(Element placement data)

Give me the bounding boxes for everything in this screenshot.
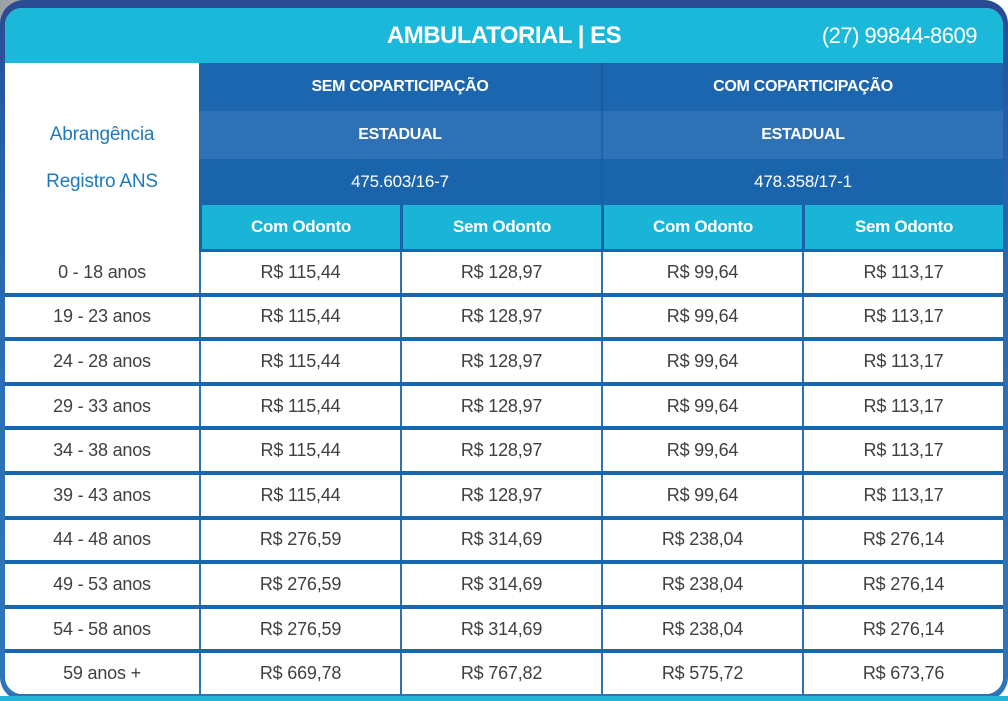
group-sem-coparticipacao: SEM COPARTICIPAÇÃO bbox=[199, 63, 601, 111]
price-cell: R$ 128,97 bbox=[400, 296, 601, 338]
price-cell: R$ 99,64 bbox=[601, 296, 802, 338]
price-cell: R$ 113,17 bbox=[802, 430, 1003, 471]
price-cell: R$ 128,97 bbox=[400, 430, 601, 471]
price-table-body: 0 - 18 anos R$ 115,44 R$ 128,97 R$ 99,64… bbox=[5, 252, 1003, 694]
age-label: 49 - 53 anos bbox=[5, 564, 199, 605]
abrangencia-row: Abrangência ESTADUAL ESTADUAL bbox=[5, 111, 1003, 159]
price-cell: R$ 238,04 bbox=[601, 519, 802, 561]
age-label: 54 - 58 anos bbox=[5, 608, 199, 650]
pricing-card-inner: AMBULATORIAL | ES (27) 99844-8609 SEM CO… bbox=[5, 8, 1003, 694]
subheader-com-odonto-1: Com Odonto bbox=[199, 205, 400, 252]
age-label: 29 - 33 anos bbox=[5, 385, 199, 427]
age-label: 19 - 23 anos bbox=[5, 296, 199, 338]
price-cell: R$ 276,14 bbox=[802, 608, 1003, 650]
price-cell: R$ 238,04 bbox=[601, 608, 802, 650]
table-row: 49 - 53 anos R$ 276,59 R$ 314,69 R$ 238,… bbox=[5, 564, 1003, 609]
price-cell: R$ 128,97 bbox=[400, 385, 601, 427]
subheader-row: Com Odonto Sem Odonto Com Odonto Sem Odo… bbox=[5, 205, 1003, 252]
price-cell: R$ 314,69 bbox=[400, 564, 601, 605]
group-com-coparticipacao: COM COPARTICIPAÇÃO bbox=[601, 63, 1003, 111]
price-cell: R$ 115,44 bbox=[199, 341, 400, 382]
price-cell: R$ 128,97 bbox=[400, 341, 601, 382]
price-cell: R$ 99,64 bbox=[601, 430, 802, 471]
price-cell: R$ 673,76 bbox=[802, 653, 1003, 694]
table-row: 34 - 38 anos R$ 115,44 R$ 128,97 R$ 99,6… bbox=[5, 430, 1003, 475]
group-header-spacer bbox=[5, 63, 199, 111]
table-row: 24 - 28 anos R$ 115,44 R$ 128,97 R$ 99,6… bbox=[5, 341, 1003, 386]
registro-ans-value-sem: 475.603/16-7 bbox=[199, 159, 601, 205]
price-cell: R$ 113,17 bbox=[802, 385, 1003, 427]
age-label: 24 - 28 anos bbox=[5, 341, 199, 382]
price-cell: R$ 115,44 bbox=[199, 430, 400, 471]
header-bar: AMBULATORIAL | ES (27) 99844-8609 bbox=[5, 8, 1003, 63]
table-row: 29 - 33 anos R$ 115,44 R$ 128,97 R$ 99,6… bbox=[5, 385, 1003, 431]
price-cell: R$ 99,64 bbox=[601, 341, 802, 382]
price-cell: R$ 276,14 bbox=[802, 564, 1003, 605]
abrangencia-label: Abrangência bbox=[5, 111, 199, 159]
group-header-row: SEM COPARTICIPAÇÃO COM COPARTICIPAÇÃO bbox=[5, 63, 1003, 111]
price-cell: R$ 575,72 bbox=[601, 653, 802, 694]
price-cell: R$ 113,17 bbox=[802, 341, 1003, 382]
registro-ans-value-com: 478.358/17-1 bbox=[601, 159, 1003, 205]
price-cell: R$ 314,69 bbox=[400, 519, 601, 561]
phone-number: (27) 99844-8609 bbox=[821, 22, 978, 48]
price-cell: R$ 238,04 bbox=[601, 564, 802, 605]
price-cell: R$ 113,17 bbox=[802, 474, 1003, 516]
age-label: 39 - 43 anos bbox=[5, 474, 199, 516]
abrangencia-value-com: ESTADUAL bbox=[601, 111, 1003, 159]
price-cell: R$ 99,64 bbox=[601, 474, 802, 516]
subheader-sem-odonto-2: Sem Odonto bbox=[802, 205, 1003, 252]
price-cell: R$ 115,44 bbox=[199, 385, 400, 427]
price-cell: R$ 113,17 bbox=[802, 252, 1003, 293]
price-cell: R$ 99,64 bbox=[601, 252, 802, 293]
price-cell: R$ 113,17 bbox=[802, 296, 1003, 338]
table-row: 54 - 58 anos R$ 276,59 R$ 314,69 R$ 238,… bbox=[5, 608, 1003, 654]
subheader-spacer bbox=[5, 205, 199, 252]
price-cell: R$ 767,82 bbox=[400, 653, 601, 694]
table-row: 44 - 48 anos R$ 276,59 R$ 314,69 R$ 238,… bbox=[5, 519, 1003, 565]
registro-ans-row: Registro ANS 475.603/16-7 478.358/17-1 bbox=[5, 159, 1003, 205]
abrangencia-value-sem: ESTADUAL bbox=[199, 111, 601, 159]
table-row: 59 anos + R$ 669,78 R$ 767,82 R$ 575,72 … bbox=[5, 653, 1003, 694]
age-label: 34 - 38 anos bbox=[5, 430, 199, 471]
price-cell: R$ 115,44 bbox=[199, 252, 400, 293]
table-row: 0 - 18 anos R$ 115,44 R$ 128,97 R$ 99,64… bbox=[5, 252, 1003, 297]
subheader-sem-odonto-1: Sem Odonto bbox=[400, 205, 601, 252]
price-cell: R$ 115,44 bbox=[199, 296, 400, 338]
age-label: 0 - 18 anos bbox=[5, 252, 199, 293]
price-cell: R$ 314,69 bbox=[400, 608, 601, 650]
price-cell: R$ 128,97 bbox=[400, 252, 601, 293]
bottom-cyan-strip bbox=[0, 696, 1008, 701]
price-cell: R$ 128,97 bbox=[400, 474, 601, 516]
price-cell: R$ 669,78 bbox=[199, 653, 400, 694]
price-cell: R$ 276,59 bbox=[199, 608, 400, 650]
price-cell: R$ 115,44 bbox=[199, 474, 400, 516]
table-row: 39 - 43 anos R$ 115,44 R$ 128,97 R$ 99,6… bbox=[5, 474, 1003, 520]
price-cell: R$ 276,59 bbox=[199, 519, 400, 561]
age-label: 44 - 48 anos bbox=[5, 519, 199, 561]
age-label: 59 anos + bbox=[5, 653, 199, 694]
table-row: 19 - 23 anos R$ 115,44 R$ 128,97 R$ 99,6… bbox=[5, 296, 1003, 342]
price-cell: R$ 276,59 bbox=[199, 564, 400, 605]
registro-ans-label: Registro ANS bbox=[5, 159, 199, 205]
page-title: AMBULATORIAL | ES bbox=[386, 21, 622, 49]
price-cell: R$ 276,14 bbox=[802, 519, 1003, 561]
subheader-com-odonto-2: Com Odonto bbox=[601, 205, 802, 252]
price-cell: R$ 99,64 bbox=[601, 385, 802, 427]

**AIM OF THE EXERCISE**
Count the lines in the items above that contain the string "abrangencia", treating uppercase and lowercase as different. Reply with the number only.

**RESULT OF THIS EXERCISE**
4